● MATERIAL FOR THE TASK:
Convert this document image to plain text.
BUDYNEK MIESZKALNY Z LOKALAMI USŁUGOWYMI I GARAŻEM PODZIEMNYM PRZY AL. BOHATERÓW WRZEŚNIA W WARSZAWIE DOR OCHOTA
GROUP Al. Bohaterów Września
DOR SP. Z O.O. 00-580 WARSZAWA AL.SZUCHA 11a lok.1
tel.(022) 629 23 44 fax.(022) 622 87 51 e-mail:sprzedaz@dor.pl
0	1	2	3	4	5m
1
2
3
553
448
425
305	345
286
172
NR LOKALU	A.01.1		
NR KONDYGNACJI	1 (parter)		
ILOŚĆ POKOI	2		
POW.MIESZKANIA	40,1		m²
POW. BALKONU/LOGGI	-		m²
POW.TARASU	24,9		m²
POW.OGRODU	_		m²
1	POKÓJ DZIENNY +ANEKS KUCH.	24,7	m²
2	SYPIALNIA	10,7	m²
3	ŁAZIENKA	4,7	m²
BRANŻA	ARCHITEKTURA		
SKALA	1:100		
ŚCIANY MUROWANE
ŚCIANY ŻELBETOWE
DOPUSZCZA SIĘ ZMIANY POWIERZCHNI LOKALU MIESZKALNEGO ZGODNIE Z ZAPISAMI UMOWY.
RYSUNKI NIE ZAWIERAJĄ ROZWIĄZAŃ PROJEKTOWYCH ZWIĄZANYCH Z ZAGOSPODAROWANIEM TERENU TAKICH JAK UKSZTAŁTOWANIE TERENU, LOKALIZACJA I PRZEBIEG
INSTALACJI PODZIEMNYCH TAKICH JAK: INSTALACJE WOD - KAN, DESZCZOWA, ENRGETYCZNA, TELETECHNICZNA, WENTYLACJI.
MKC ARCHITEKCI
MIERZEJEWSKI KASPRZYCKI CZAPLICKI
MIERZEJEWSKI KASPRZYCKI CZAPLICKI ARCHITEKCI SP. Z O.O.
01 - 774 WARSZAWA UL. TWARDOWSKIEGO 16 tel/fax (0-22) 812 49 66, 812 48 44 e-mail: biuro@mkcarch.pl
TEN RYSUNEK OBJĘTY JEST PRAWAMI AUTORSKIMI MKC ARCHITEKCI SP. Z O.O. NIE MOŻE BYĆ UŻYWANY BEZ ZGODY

● TASK DETAILS: Exactly reproduce every record.

● ANSWER FOR THIS EXERCISE:
Convert this document image to plain text.
BUDYNEK MIESZKALNY Z LOKALAMI USŁUGOWYMI I GARAŻEM PODZIEMNYM PRZY AL. BOHATERÓW WRZEŚNIA W WARSZAWIE DOR OCHOTA
GROUP Al. Bohaterów Września
DOR SP. Z O.O. 00-580 WARSZAWA AL.SZUCHA 11a lok.1
tel.(022) 629 23 44 fax.(022) 622 87 51 e-mail:sprzedaz@dor.pl
0	1	2	3	4	5m
1
2
3
553
448
425
305	345
286
172
NR LOKALU	A.01.1		
NR KONDYGNACJI	1 (parter)		
ILOŚĆ POKOI	2		
POW.MIESZKANIA	40,1		m²
POW. BALKONU/LOGGI	-		m²
POW.TARASU	24,9		m²
POW.OGRODU	_		m²
1	POKÓJ DZIENNY +ANEKS KUCH.	24,7	m²
2	SYPIALNIA	10,7	m²
3	ŁAZIENKA	4,7	m²
BRANŻA	ARCHITEKTURA		
SKALA	1:100		
ŚCIANY MUROWANE
ŚCIANY ŻELBETOWE
DOPUSZCZA SIĘ ZMIANY POWIERZCHNI LOKALU MIESZKALNEGO ZGODNIE Z ZAPISAMI UMOWY.
RYSUNKI NIE ZAWIERAJĄ ROZWIĄZAŃ PROJEKTOWYCH ZWIĄZANYCH Z ZAGOSPODAROWANIEM TERENU TAKICH JAK UKSZTAŁTOWANIE TERENU, LOKALIZACJA I PRZEBIEG
INSTALACJI PODZIEMNYCH TAKICH JAK: INSTALACJE WOD - KAN, DESZCZOWA, ENRGETYCZNA, TELETECHNICZNA, WENTYLACJI.
MKC ARCHITEKCI
MIERZEJEWSKI KASPRZYCKI CZAPLICKI
MIERZEJEWSKI KASPRZYCKI CZAPLICKI ARCHITEKCI SP. Z O.O.
01 - 774 WARSZAWA UL. TWARDOWSKIEGO 16 tel/fax (0-22) 812 49 66, 812 48 44 e-mail: biuro@mkcarch.pl
TEN RYSUNEK OBJĘTY JEST PRAWAMI AUTORSKIMI MKC ARCHITEKCI SP. Z O.O. NIE MOŻE BYĆ UŻYWANY BEZ ZGODY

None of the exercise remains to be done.